━━━━━ Available data ━━━━━
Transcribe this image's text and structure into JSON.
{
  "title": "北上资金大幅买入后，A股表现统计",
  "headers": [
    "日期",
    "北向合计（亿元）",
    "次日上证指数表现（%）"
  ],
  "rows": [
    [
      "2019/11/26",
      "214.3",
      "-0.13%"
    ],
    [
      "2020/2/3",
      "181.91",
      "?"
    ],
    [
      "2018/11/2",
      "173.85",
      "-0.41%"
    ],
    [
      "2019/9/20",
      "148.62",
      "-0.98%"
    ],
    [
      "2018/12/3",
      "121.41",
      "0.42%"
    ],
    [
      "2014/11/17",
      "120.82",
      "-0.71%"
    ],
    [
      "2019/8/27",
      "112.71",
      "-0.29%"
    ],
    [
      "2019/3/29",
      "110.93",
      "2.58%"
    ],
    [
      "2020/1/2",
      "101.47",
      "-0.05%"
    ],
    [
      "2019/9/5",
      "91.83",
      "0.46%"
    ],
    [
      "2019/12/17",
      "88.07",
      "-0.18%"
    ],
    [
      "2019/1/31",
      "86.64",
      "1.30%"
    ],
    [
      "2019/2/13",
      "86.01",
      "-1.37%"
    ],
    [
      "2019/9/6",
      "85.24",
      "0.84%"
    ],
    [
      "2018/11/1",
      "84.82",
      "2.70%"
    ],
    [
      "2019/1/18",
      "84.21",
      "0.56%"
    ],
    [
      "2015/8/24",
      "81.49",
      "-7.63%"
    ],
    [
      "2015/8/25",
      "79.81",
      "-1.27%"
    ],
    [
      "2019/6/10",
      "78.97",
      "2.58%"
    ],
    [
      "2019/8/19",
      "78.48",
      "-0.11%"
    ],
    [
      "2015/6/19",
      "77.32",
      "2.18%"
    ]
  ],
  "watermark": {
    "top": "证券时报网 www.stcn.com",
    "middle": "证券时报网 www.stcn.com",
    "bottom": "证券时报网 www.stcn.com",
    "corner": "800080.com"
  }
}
━━━━━
Given problem –
Repeat the material in full, exactly as it stands.

Solution –
Transcribe this image's text and structure into JSON.
{
  "title": "北上资金大幅买入后，A股表现统计",
  "headers": [
    "日期",
    "北向合计（亿元）",
    "次日上证指数表现（%）"
  ],
  "rows": [
    [
      "2019/11/26",
      "214.3",
      "-0.13%"
    ],
    [
      "2020/2/3",
      "181.91",
      "?"
    ],
    [
      "2018/11/2",
      "173.85",
      "-0.41%"
    ],
    [
      "2019/9/20",
      "148.62",
      "-0.98%"
    ],
    [
      "2018/12/3",
      "121.41",
      "0.42%"
    ],
    [
      "2014/11/17",
      "120.82",
      "-0.71%"
    ],
    [
      "2019/8/27",
      "112.71",
      "-0.29%"
    ],
    [
      "2019/3/29",
      "110.93",
      "2.58%"
    ],
    [
      "2020/1/2",
      "101.47",
      "-0.05%"
    ],
    [
      "2019/9/5",
      "91.83",
      "0.46%"
    ],
    [
      "2019/12/17",
      "88.07",
      "-0.18%"
    ],
    [
      "2019/1/31",
      "86.64",
      "1.30%"
    ],
    [
      "2019/2/13",
      "86.01",
      "-1.37%"
    ],
    [
      "2019/9/6",
      "85.24",
      "0.84%"
    ],
    [
      "2018/11/1",
      "84.82",
      "2.70%"
    ],
    [
      "2019/1/18",
      "84.21",
      "0.56%"
    ],
    [
      "2015/8/24",
      "81.49",
      "-7.63%"
    ],
    [
      "2015/8/25",
      "79.81",
      "-1.27%"
    ],
    [
      "2019/6/10",
      "78.97",
      "2.58%"
    ],
    [
      "2019/8/19",
      "78.48",
      "-0.11%"
    ],
    [
      "2015/6/19",
      "77.32",
      "2.18%"
    ]
  ],
  "watermark": {
    "top": "证券时报网 www.stcn.com",
    "middle": "证券时报网 www.stcn.com",
    "bottom": "证券时报网 www.stcn.com",
    "corner": "800080.com"
  }
}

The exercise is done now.